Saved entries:
►
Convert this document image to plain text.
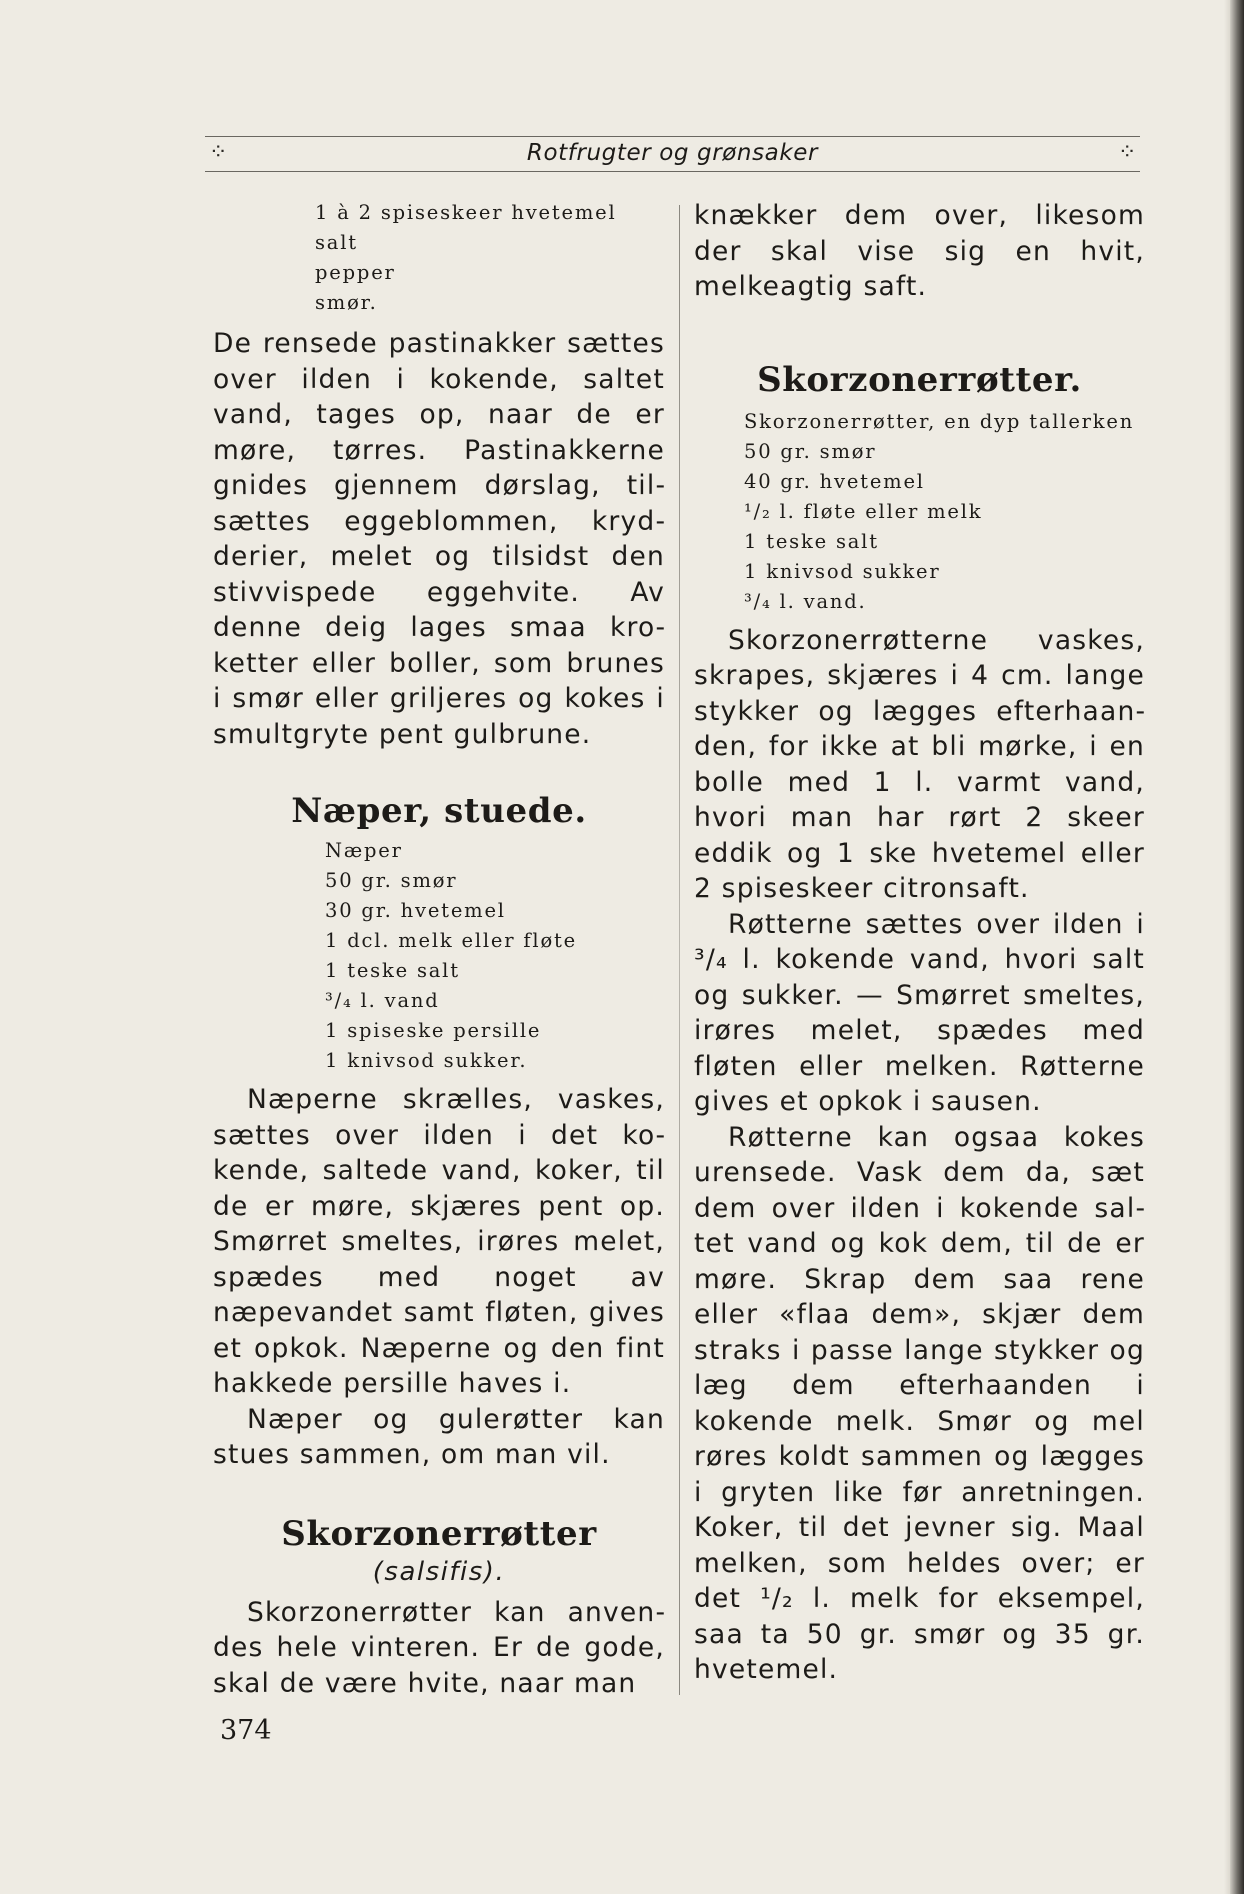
⁘	Rotfrugter og grønsaker	⁘
1 à 2 spiseskeer hvetemel
salt
pepper
smør.

De rensede pastinakker sættes over ilden i kokende, saltet vand, tages op, naar de er møre, tørres. Pastinakkerne gnides gjennem dørslag, tilsættes eggeblommen, krydderier, melet og tilsidst den stivvispede eggehvite. Av denne deig lages smaa kroketter eller boller, som brunes i smør eller griljeres og kokes i smultgryte pent gulbrune.

Næper, stuede.
Næper
50 gr. smør
30 gr. hvetemel
1 dcl. melk eller fløte
1 teske salt
³/₄ l. vand
1 spiseske persille
1 knivsod sukker.

Næperne skrælles, vaskes, sættes over ilden i det kokende, saltede vand, koker, til de er møre, skjæres pent op. Smørret smeltes, irøres melet, spædes med noget av næpevandet samt fløten, gives et opkok. Næperne og den fint hakkede persille haves i.

Næper og gulerøtter kan stues sammen, om man vil.

Skorzonerrøtter
(salsifis).

Skorzonerrøtter kan anvendes hele vinteren. Er de gode, skal de være hvite, naar man

knækker dem over, likesom der skal vise sig en hvit, melkeagtig saft.

Skorzonerrøtter.
Skorzonerrøtter, en dyp tallerken
50 gr. smør
40 gr. hvetemel
¹/₂ l. fløte eller melk
1 teske salt
1 knivsod sukker
³/₄ l. vand.

Skorzonerrøtterne vaskes, skrapes, skjæres i 4 cm. lange stykker og lægges efterhaanden, for ikke at bli mørke, i en bolle med 1 l. varmt vand, hvori man har rørt 2 skeer eddik og 1 ske hvetemel eller 2 spiseskeer citronsaft.

Røtterne sættes over ilden i ³/₄ l. kokende vand, hvori salt og sukker. — Smørret smeltes, irøres melet, spædes med fløten eller melken. Røtterne gives et opkok i sausen.

Røtterne kan ogsaa kokes urensede. Vask dem da, sæt dem over ilden i kokende saltet vand og kok dem, til de er møre. Skrap dem saa rene eller «flaa dem», skjær dem straks i passe lange stykker og læg dem efterhaanden i kokende melk. Smør og mel røres koldt sammen og lægges i gryten like før anretningen. Koker, til det jevner sig. Maal melken, som heldes over; er det ¹/₂ l. melk for eksempel, saa ta 50 gr. smør og 35 gr. hvetemel.

374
◄
:: Exercise directions ::
Return each line of the listing that holds the string "vaskes".

:: Reply ::
Næperne skrælles, vaskes, sættes over ilden i det kokende, saltede vand, koker, til de er møre, skjæres pent op. Smørret smeltes, irøres melet, spædes med noget av næpevandet samt fløten, gives et opkok. Næperne og den fint hakkede persille haves i.
Skorzonerrøtterne vaskes, skrapes, skjæres i 4 cm. lange stykker og lægges efterhaanden, for ikke at bli mørke, i en bolle med 1 l. varmt vand, hvori man har rørt 2 skeer eddik og 1 ske hvetemel eller 2 spiseskeer citronsaft.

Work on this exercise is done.